Using the records provided below, locate and copy each line that contains the word "square".

■ Dataset excerpt:

[Start]

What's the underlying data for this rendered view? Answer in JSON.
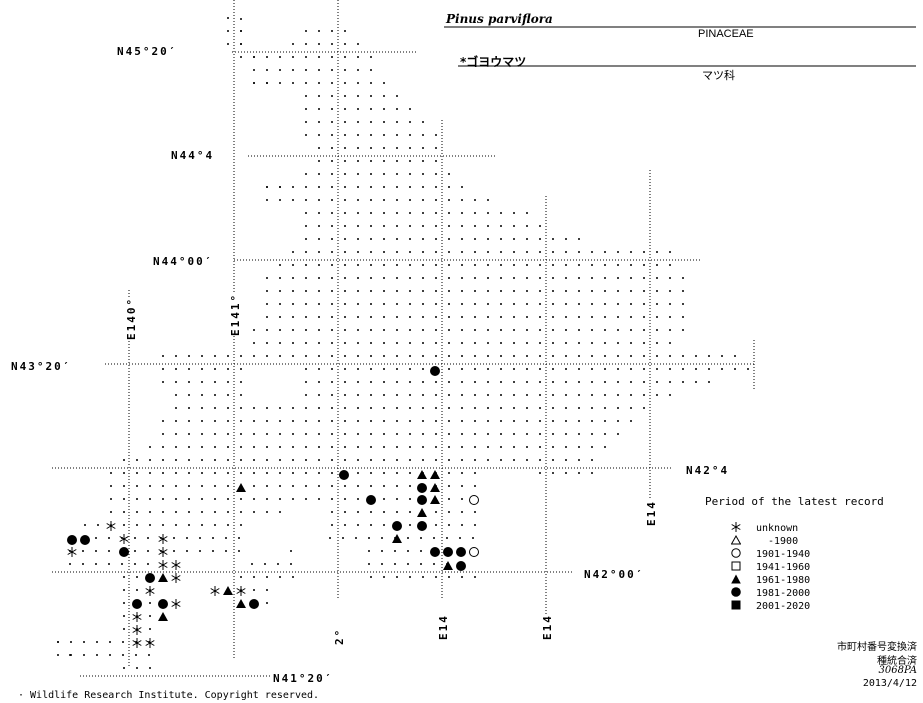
{
  "header": {
    "species": "Pinus parviflora",
    "family": "PINACEAE",
    "japanese_name": "*ゴヨウマツ",
    "japanese_family": "マツ科"
  },
  "map": {
    "grid_labels": {
      "lat_45_20": "N45°20′",
      "lat_44_40": "N44°4",
      "lat_44_00": "N44°00′",
      "lat_43_20": "N43°20′",
      "lat_42_40": "N42°4",
      "lat_42_00": "N42°00′",
      "lat_41_20": "N41°20′",
      "lon_140": "E140°",
      "lon_141": "E141°",
      "lon_142": "2°",
      "lon_143": "E14",
      "lon_144": "E14",
      "lon_145": "E14"
    }
  },
  "legend": {
    "title": "Period of the latest record",
    "items": [
      {
        "symbol": "asterisk",
        "label": "unknown"
      },
      {
        "symbol": "triangle-open",
        "label": "-1900"
      },
      {
        "symbol": "circle-open",
        "label": "1901-1940"
      },
      {
        "symbol": "square-open",
        "label": "1941-1960"
      },
      {
        "symbol": "triangle-filled",
        "label": "1961-1980"
      },
      {
        "symbol": "circle-filled",
        "label": "1981-2000"
      },
      {
        "symbol": "square-filled",
        "label": "2001-2020"
      }
    ]
  },
  "status": {
    "line1": "市町村番号変換済",
    "line2": "種統合済",
    "line3": "3068PA",
    "date": "2013/4/12"
  },
  "copyright": "· Wildlife Research Institute. Copyright reserved."
}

[End]

■ Result:
        "symbol": "square-open",
        "symbol": "square-filled",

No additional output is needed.